▸ Problem to work on
Output every line of the material exactly, omitting images.
------------------------
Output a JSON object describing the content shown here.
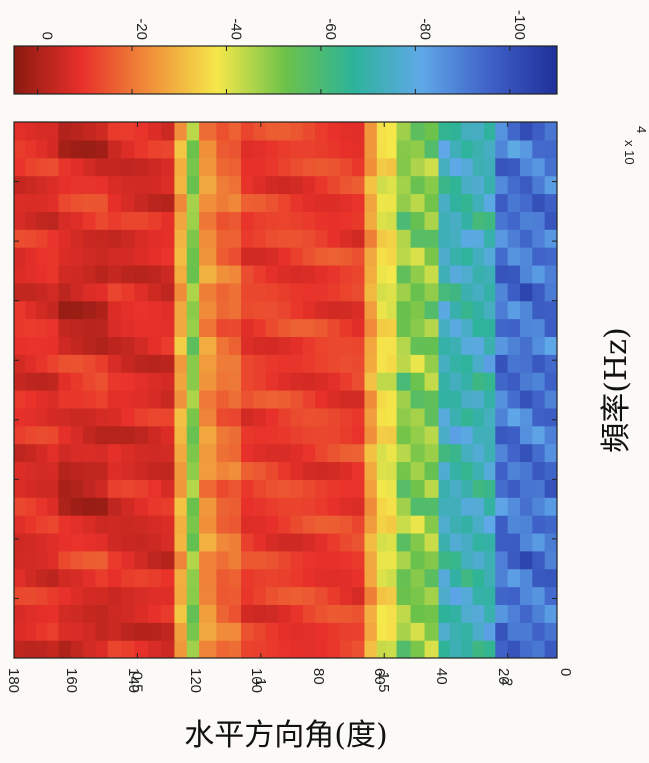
{
  "chart_data": {
    "type": "heatmap",
    "xlabel": "頻率(Hz)",
    "ylabel": "水平方向角(度)",
    "x_ticks": [
      "0.5",
      "1",
      "1.5",
      "2"
    ],
    "x_tick_values": [
      5000,
      10000,
      15000,
      20000
    ],
    "x_multiplier": "x 10",
    "x_multiplier_exponent": "4",
    "xlim": [
      0,
      22000
    ],
    "y_ticks": [
      "0",
      "20",
      "40",
      "60",
      "80",
      "100",
      "120",
      "140",
      "160",
      "180"
    ],
    "y_tick_values": [
      0,
      20,
      40,
      60,
      80,
      100,
      120,
      140,
      160,
      180
    ],
    "ylim": [
      0,
      180
    ],
    "colorbar": {
      "ticks": [
        "0",
        "-20",
        "-40",
        "-60",
        "-80",
        "-100"
      ],
      "tick_values": [
        0,
        -20,
        -40,
        -60,
        -80,
        -100
      ],
      "range": [
        5,
        -110
      ],
      "colormap": [
        "#8b1a10",
        "#e8302a",
        "#f08f3a",
        "#f5e84a",
        "#6cc24a",
        "#2db39a",
        "#5fa8e8",
        "#3f62c8",
        "#1f2f9a"
      ]
    },
    "bands": [
      {
        "f_start": 0,
        "f_end": 1800,
        "level": -8
      },
      {
        "f_start": 1800,
        "f_end": 3800,
        "level": -2
      },
      {
        "f_start": 3800,
        "f_end": 6500,
        "level": -7
      },
      {
        "f_start": 6500,
        "f_end": 7000,
        "level": -28
      },
      {
        "f_start": 7000,
        "f_end": 7500,
        "level": -50
      },
      {
        "f_start": 7500,
        "f_end": 8200,
        "level": -24
      },
      {
        "f_start": 8200,
        "f_end": 9200,
        "level": -18
      },
      {
        "f_start": 9200,
        "f_end": 14200,
        "level": -11
      },
      {
        "f_start": 14200,
        "f_end": 14700,
        "level": -27
      },
      {
        "f_start": 14700,
        "f_end": 15500,
        "level": -38
      },
      {
        "f_start": 15500,
        "f_end": 17200,
        "level": -50
      },
      {
        "f_start": 17200,
        "f_end": 19500,
        "level": -72
      },
      {
        "f_start": 19500,
        "f_end": 22000,
        "level": -92
      }
    ]
  }
}
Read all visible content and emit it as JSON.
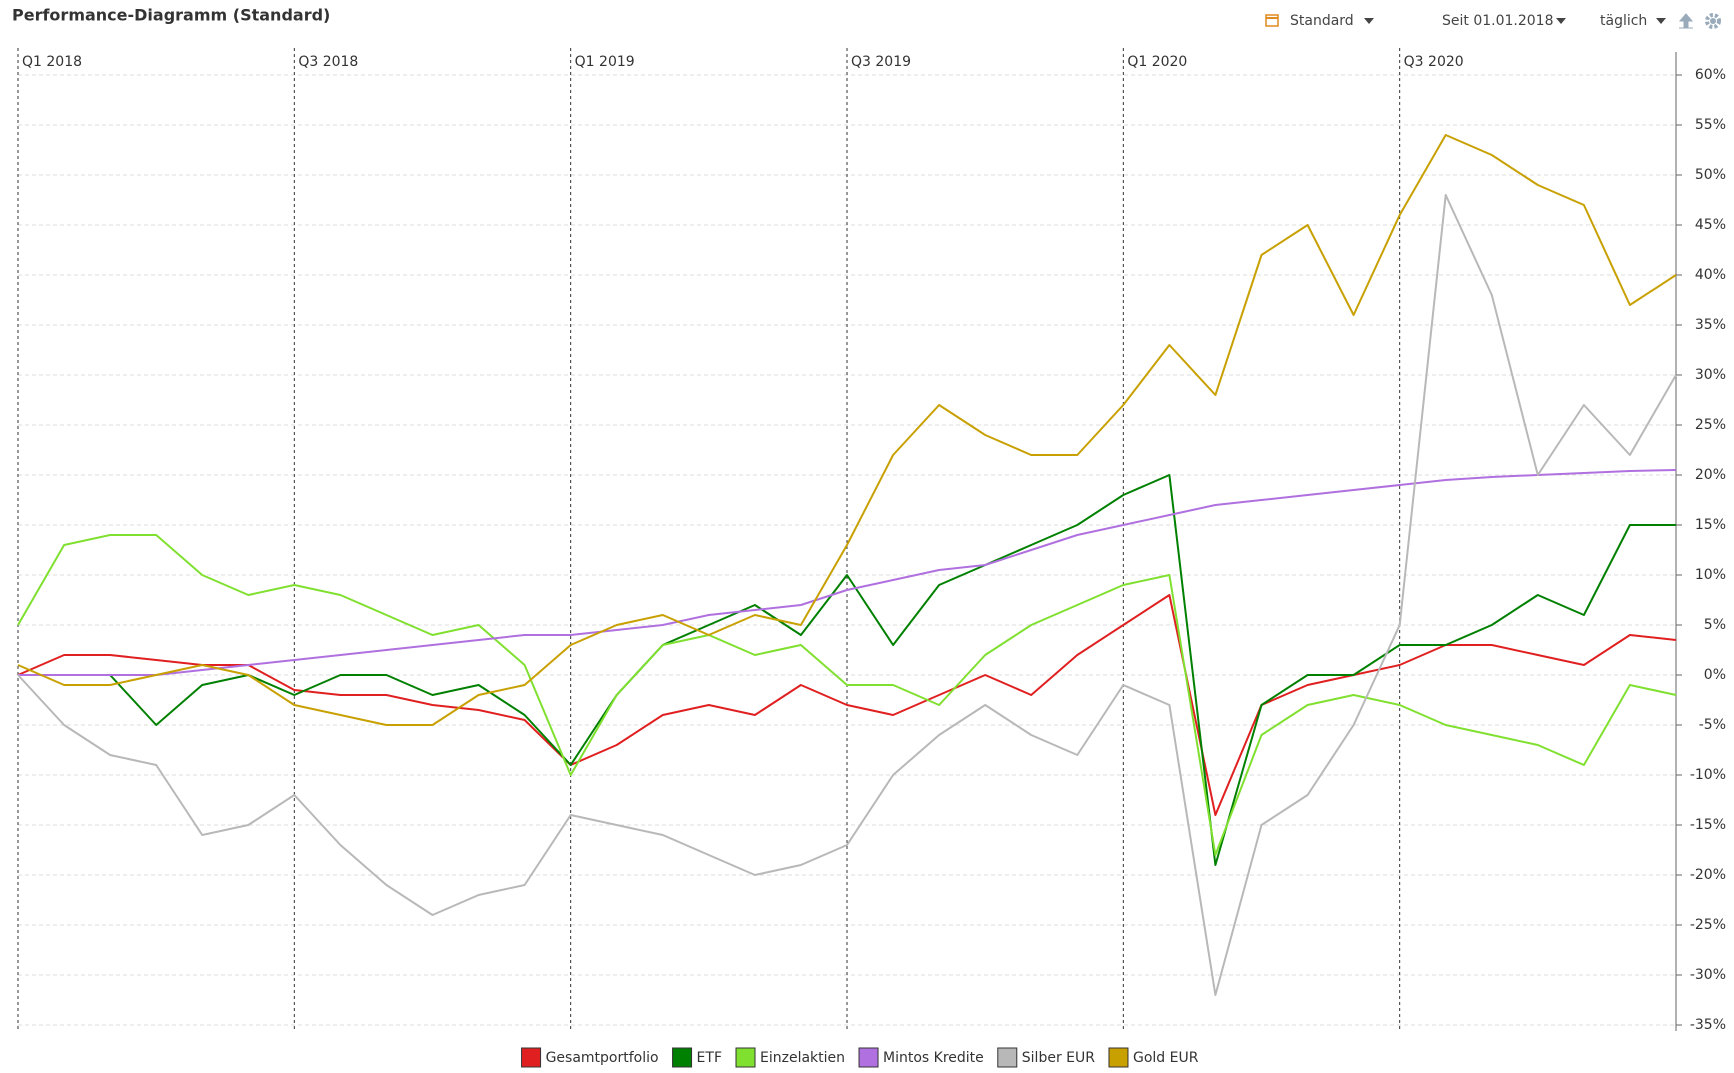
------------------------
▸ Result
Output a JSON object describing the content shown here.
{
  "chart_data": {
    "type": "heatmap",
    "xlabel": "頻率(Hz)",
    "ylabel": "水平方向角(度)",
    "x_ticks": [
      "0.5",
      "1",
      "1.5",
      "2"
    ],
    "x_tick_values": [
      5000,
      10000,
      15000,
      20000
    ],
    "x_multiplier": "x 10",
    "x_multiplier_exponent": "4",
    "xlim": [
      0,
      22000
    ],
    "y_ticks": [
      "0",
      "20",
      "40",
      "60",
      "80",
      "100",
      "120",
      "140",
      "160",
      "180"
    ],
    "y_tick_values": [
      0,
      20,
      40,
      60,
      80,
      100,
      120,
      140,
      160,
      180
    ],
    "ylim": [
      0,
      180
    ],
    "colorbar": {
      "ticks": [
        "0",
        "-20",
        "-40",
        "-60",
        "-80",
        "-100"
      ],
      "tick_values": [
        0,
        -20,
        -40,
        -60,
        -80,
        -100
      ],
      "range": [
        5,
        -110
      ],
      "colormap": [
        "#8b1a10",
        "#e8302a",
        "#f08f3a",
        "#f5e84a",
        "#6cc24a",
        "#2db39a",
        "#5fa8e8",
        "#3f62c8",
        "#1f2f9a"
      ]
    },
    "bands": [
      {
        "f_start": 0,
        "f_end": 1800,
        "level": -8
      },
      {
        "f_start": 1800,
        "f_end": 3800,
        "level": -2
      },
      {
        "f_start": 3800,
        "f_end": 6500,
        "level": -7
      },
      {
        "f_start": 6500,
        "f_end": 7000,
        "level": -28
      },
      {
        "f_start": 7000,
        "f_end": 7500,
        "level": -50
      },
      {
        "f_start": 7500,
        "f_end": 8200,
        "level": -24
      },
      {
        "f_start": 8200,
        "f_end": 9200,
        "level": -18
      },
      {
        "f_start": 9200,
        "f_end": 14200,
        "level": -11
      },
      {
        "f_start": 14200,
        "f_end": 14700,
        "level": -27
      },
      {
        "f_start": 14700,
        "f_end": 15500,
        "level": -38
      },
      {
        "f_start": 15500,
        "f_end": 17200,
        "level": -50
      },
      {
        "f_start": 17200,
        "f_end": 19500,
        "level": -72
      },
      {
        "f_start": 19500,
        "f_end": 22000,
        "level": -92
      }
    ]
  }
}
Read all visible content and emit it as JSON.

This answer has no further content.